### BRIEF
Drop the pictures, then extract the listing word for word.

——

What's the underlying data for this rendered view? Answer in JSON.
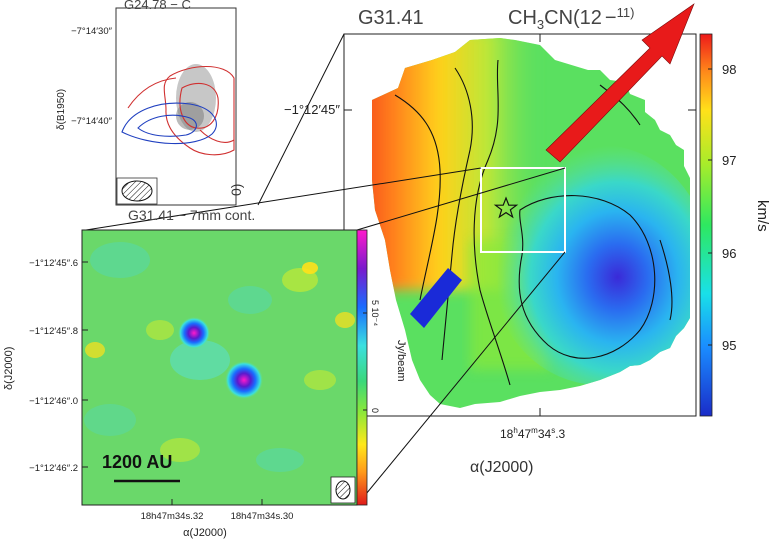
{
  "chart_data": [
    {
      "type": "heatmap",
      "title": "G31.41 CH3CN(12-11)",
      "title_main": "G31.41",
      "title_molecule": "CH",
      "title_sub3": "3",
      "title_molecule2": "CN(12",
      "title_dash": "−",
      "title_tail": "11)",
      "xlabel": "α(J2000)",
      "ylabel": "",
      "x_tick": "18h47m34s.3",
      "x_tick_parts": {
        "h": "18",
        "hs": "h",
        "m": "47",
        "ms": "m",
        "s": "34",
        "ss": "s",
        "f": ".3"
      },
      "y_tick": "−1°12′45″",
      "colorbar": {
        "label": "km/s",
        "ticks": [
          95,
          96,
          97,
          98
        ],
        "range": [
          94.2,
          98.4
        ]
      },
      "markers": [
        {
          "symbol": "star",
          "x": "18h47m34s.3",
          "y": "−1°12′45″"
        }
      ],
      "arrows": [
        {
          "color": "#e01010"
        },
        {
          "color": "#1030d0"
        }
      ],
      "zoom_box": "white"
    },
    {
      "type": "heatmap",
      "title": "G31.41 − 7mm cont.",
      "xlabel": "α(J2000)",
      "ylabel": "δ(J2000)",
      "x_ticks": [
        "18h47m34s.32",
        "18h47m34s.30"
      ],
      "x_tick_parts": [
        {
          "h": "18",
          "m": "47",
          "s": "34",
          "f": ".32"
        },
        {
          "h": "18",
          "m": "47",
          "s": "34",
          "f": ".30"
        }
      ],
      "y_ticks": [
        "−1°12′45″.6",
        "−1°12′45″.8",
        "−1°12′46″.0",
        "−1°12′46″.2"
      ],
      "colorbar": {
        "label": "Jy/beam",
        "ticks": [
          "0",
          "5 10⁻⁴"
        ],
        "tick_values": [
          0,
          0.0005
        ]
      },
      "scale_bar": "1200 AU",
      "sources": [
        {
          "peak": "compact"
        },
        {
          "peak": "compact"
        }
      ]
    },
    {
      "type": "heatmap",
      "title": "G24.78 − C",
      "ylabel": "δ(B1950)",
      "y_ticks": [
        "−7°14′30″",
        "−7°14′40″"
      ],
      "contours": [
        {
          "color": "#d03030"
        },
        {
          "color": "#2040c0"
        }
      ]
    }
  ],
  "labels": {
    "main_title_left": "G31.41",
    "main_title_right_a": "CH",
    "main_title_right_sub": "3",
    "main_title_right_b": "CN(12",
    "main_title_right_c": "−",
    "main_title_right_d": "11)",
    "main_ytick": "−1°12′45″",
    "main_xtick_a": "18",
    "main_xtick_b": "h",
    "main_xtick_c": "47",
    "main_xtick_d": "m",
    "main_xtick_e": "34",
    "main_xtick_f": "s",
    "main_xtick_g": ".3",
    "main_xlabel": "α(J2000)",
    "main_cbar_label": "km/s",
    "main_cbar_t1": "98",
    "main_cbar_t2": "97",
    "main_cbar_t3": "96",
    "main_cbar_t4": "95",
    "inset_title": "G31.41 − 7mm cont.",
    "inset_y1": "−1°12′45″.6",
    "inset_y2": "−1°12′45″.8",
    "inset_y3": "−1°12′46″.0",
    "inset_y4": "−1°12′46″.2",
    "inset_ylabel": "δ(J2000)",
    "inset_x1": "18h47m34s.32",
    "inset_x2": "18h47m34s.30",
    "inset_xlabel": "α(J2000)",
    "inset_cbar_label": "Jy/beam",
    "inset_cbar_t1": "5 10⁻⁴",
    "inset_cbar_t0": "0",
    "scale_bar": "1200 AU",
    "g24_title": "G24.78 − C",
    "g24_y1": "−7°14′30″",
    "g24_y2": "−7°14′40″",
    "g24_ylabel": "δ(B1950)",
    "stray_paren": "0)"
  }
}
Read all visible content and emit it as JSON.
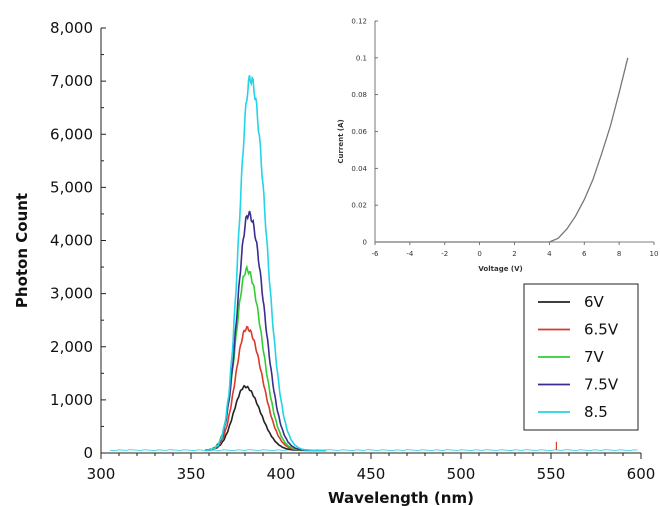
{
  "chart_data": [
    {
      "type": "line",
      "title": "",
      "xlabel": "Wavelength (nm)",
      "ylabel": "Photon Count",
      "xlim": [
        300,
        600
      ],
      "ylim": [
        0,
        8000
      ],
      "x_ticks": [
        300,
        350,
        400,
        450,
        500,
        550,
        600
      ],
      "y_ticks": [
        0,
        1000,
        2000,
        3000,
        4000,
        5000,
        6000,
        7000,
        8000
      ],
      "x_tick_labels": [
        "300",
        "350",
        "400",
        "450",
        "500",
        "550",
        "600"
      ],
      "y_tick_labels": [
        "0",
        "1,000",
        "2,000",
        "3,000",
        "4,000",
        "5,000",
        "6,000",
        "7,000",
        "8,000"
      ],
      "grid": false,
      "legend_position": "lower-right",
      "series": [
        {
          "name": "6V",
          "color": "#222222",
          "peak_x": 380,
          "peak_y": 1250
        },
        {
          "name": "6.5V",
          "color": "#d93a2b",
          "peak_x": 381,
          "peak_y": 2350
        },
        {
          "name": "7V",
          "color": "#33cc33",
          "peak_x": 381,
          "peak_y": 3450
        },
        {
          "name": "7.5V",
          "color": "#3a2d8f",
          "peak_x": 382,
          "peak_y": 4500
        },
        {
          "name": "8.5",
          "color": "#22d4e6",
          "peak_x": 383,
          "peak_y": 7050
        }
      ],
      "baseline": 50
    },
    {
      "type": "line",
      "title": "",
      "xlabel": "Voltage (V)",
      "ylabel": "Current (A)",
      "xlim": [
        -6,
        10
      ],
      "ylim": [
        0,
        0.12
      ],
      "x_ticks": [
        -6,
        -4,
        -2,
        0,
        2,
        4,
        6,
        8,
        10
      ],
      "y_ticks": [
        0,
        0.02,
        0.04,
        0.06,
        0.08,
        0.1,
        0.12
      ],
      "x_tick_labels": [
        "-6",
        "-4",
        "-2",
        "0",
        "2",
        "4",
        "6",
        "8",
        "10"
      ],
      "y_tick_labels": [
        "0",
        "0.02",
        "0.04",
        "0.06",
        "0.08",
        "0.1",
        "0.12"
      ],
      "grid": false,
      "series": [
        {
          "color": "#777777",
          "x": [
            -6,
            4,
            4.5,
            5,
            5.5,
            6,
            6.5,
            7,
            7.5,
            8,
            8.5
          ],
          "y": [
            0,
            0,
            0.002,
            0.007,
            0.014,
            0.023,
            0.034,
            0.048,
            0.063,
            0.081,
            0.1
          ]
        }
      ]
    }
  ]
}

——

### THE REPLY
What's the underlying data for this rendered view? Answer in JSON.
{
  "chart_data": [
    {
      "type": "heatmap",
      "title": "G31.41 CH3CN(12-11)",
      "title_main": "G31.41",
      "title_molecule": "CH",
      "title_sub3": "3",
      "title_molecule2": "CN(12",
      "title_dash": "−",
      "title_tail": "11)",
      "xlabel": "α(J2000)",
      "ylabel": "",
      "x_tick": "18h47m34s.3",
      "x_tick_parts": {
        "h": "18",
        "hs": "h",
        "m": "47",
        "ms": "m",
        "s": "34",
        "ss": "s",
        "f": ".3"
      },
      "y_tick": "−1°12′45″",
      "colorbar": {
        "label": "km/s",
        "ticks": [
          95,
          96,
          97,
          98
        ],
        "range": [
          94.2,
          98.4
        ]
      },
      "markers": [
        {
          "symbol": "star",
          "x": "18h47m34s.3",
          "y": "−1°12′45″"
        }
      ],
      "arrows": [
        {
          "color": "#e01010"
        },
        {
          "color": "#1030d0"
        }
      ],
      "zoom_box": "white"
    },
    {
      "type": "heatmap",
      "title": "G31.41 − 7mm cont.",
      "xlabel": "α(J2000)",
      "ylabel": "δ(J2000)",
      "x_ticks": [
        "18h47m34s.32",
        "18h47m34s.30"
      ],
      "x_tick_parts": [
        {
          "h": "18",
          "m": "47",
          "s": "34",
          "f": ".32"
        },
        {
          "h": "18",
          "m": "47",
          "s": "34",
          "f": ".30"
        }
      ],
      "y_ticks": [
        "−1°12′45″.6",
        "−1°12′45″.8",
        "−1°12′46″.0",
        "−1°12′46″.2"
      ],
      "colorbar": {
        "label": "Jy/beam",
        "ticks": [
          "0",
          "5 10⁻⁴"
        ],
        "tick_values": [
          0,
          0.0005
        ]
      },
      "scale_bar": "1200 AU",
      "sources": [
        {
          "peak": "compact"
        },
        {
          "peak": "compact"
        }
      ]
    },
    {
      "type": "heatmap",
      "title": "G24.78 − C",
      "ylabel": "δ(B1950)",
      "y_ticks": [
        "−7°14′30″",
        "−7°14′40″"
      ],
      "contours": [
        {
          "color": "#d03030"
        },
        {
          "color": "#2040c0"
        }
      ]
    }
  ],
  "labels": {
    "main_title_left": "G31.41",
    "main_title_right_a": "CH",
    "main_title_right_sub": "3",
    "main_title_right_b": "CN(12",
    "main_title_right_c": "−",
    "main_title_right_d": "11)",
    "main_ytick": "−1°12′45″",
    "main_xtick_a": "18",
    "main_xtick_b": "h",
    "main_xtick_c": "47",
    "main_xtick_d": "m",
    "main_xtick_e": "34",
    "main_xtick_f": "s",
    "main_xtick_g": ".3",
    "main_xlabel": "α(J2000)",
    "main_cbar_label": "km/s",
    "main_cbar_t1": "98",
    "main_cbar_t2": "97",
    "main_cbar_t3": "96",
    "main_cbar_t4": "95",
    "inset_title": "G31.41 − 7mm cont.",
    "inset_y1": "−1°12′45″.6",
    "inset_y2": "−1°12′45″.8",
    "inset_y3": "−1°12′46″.0",
    "inset_y4": "−1°12′46″.2",
    "inset_ylabel": "δ(J2000)",
    "inset_x1": "18h47m34s.32",
    "inset_x2": "18h47m34s.30",
    "inset_xlabel": "α(J2000)",
    "inset_cbar_label": "Jy/beam",
    "inset_cbar_t1": "5 10⁻⁴",
    "inset_cbar_t0": "0",
    "scale_bar": "1200 AU",
    "g24_title": "G24.78 − C",
    "g24_y1": "−7°14′30″",
    "g24_y2": "−7°14′40″",
    "g24_ylabel": "δ(B1950)",
    "stray_paren": "0)"
  }
}
Read all visible content and emit it as JSON.
{
  "chart_data": [
    {
      "type": "line",
      "title": "",
      "xlabel": "Wavelength (nm)",
      "ylabel": "Photon Count",
      "xlim": [
        300,
        600
      ],
      "ylim": [
        0,
        8000
      ],
      "x_ticks": [
        300,
        350,
        400,
        450,
        500,
        550,
        600
      ],
      "y_ticks": [
        0,
        1000,
        2000,
        3000,
        4000,
        5000,
        6000,
        7000,
        8000
      ],
      "x_tick_labels": [
        "300",
        "350",
        "400",
        "450",
        "500",
        "550",
        "600"
      ],
      "y_tick_labels": [
        "0",
        "1,000",
        "2,000",
        "3,000",
        "4,000",
        "5,000",
        "6,000",
        "7,000",
        "8,000"
      ],
      "grid": false,
      "legend_position": "lower-right",
      "series": [
        {
          "name": "6V",
          "color": "#222222",
          "peak_x": 380,
          "peak_y": 1250
        },
        {
          "name": "6.5V",
          "color": "#d93a2b",
          "peak_x": 381,
          "peak_y": 2350
        },
        {
          "name": "7V",
          "color": "#33cc33",
          "peak_x": 381,
          "peak_y": 3450
        },
        {
          "name": "7.5V",
          "color": "#3a2d8f",
          "peak_x": 382,
          "peak_y": 4500
        },
        {
          "name": "8.5",
          "color": "#22d4e6",
          "peak_x": 383,
          "peak_y": 7050
        }
      ],
      "baseline": 50
    },
    {
      "type": "line",
      "title": "",
      "xlabel": "Voltage (V)",
      "ylabel": "Current (A)",
      "xlim": [
        -6,
        10
      ],
      "ylim": [
        0,
        0.12
      ],
      "x_ticks": [
        -6,
        -4,
        -2,
        0,
        2,
        4,
        6,
        8,
        10
      ],
      "y_ticks": [
        0,
        0.02,
        0.04,
        0.06,
        0.08,
        0.1,
        0.12
      ],
      "x_tick_labels": [
        "-6",
        "-4",
        "-2",
        "0",
        "2",
        "4",
        "6",
        "8",
        "10"
      ],
      "y_tick_labels": [
        "0",
        "0.02",
        "0.04",
        "0.06",
        "0.08",
        "0.1",
        "0.12"
      ],
      "grid": false,
      "series": [
        {
          "color": "#777777",
          "x": [
            -6,
            4,
            4.5,
            5,
            5.5,
            6,
            6.5,
            7,
            7.5,
            8,
            8.5
          ],
          "y": [
            0,
            0,
            0.002,
            0.007,
            0.014,
            0.023,
            0.034,
            0.048,
            0.063,
            0.081,
            0.1
          ]
        }
      ]
    }
  ]
}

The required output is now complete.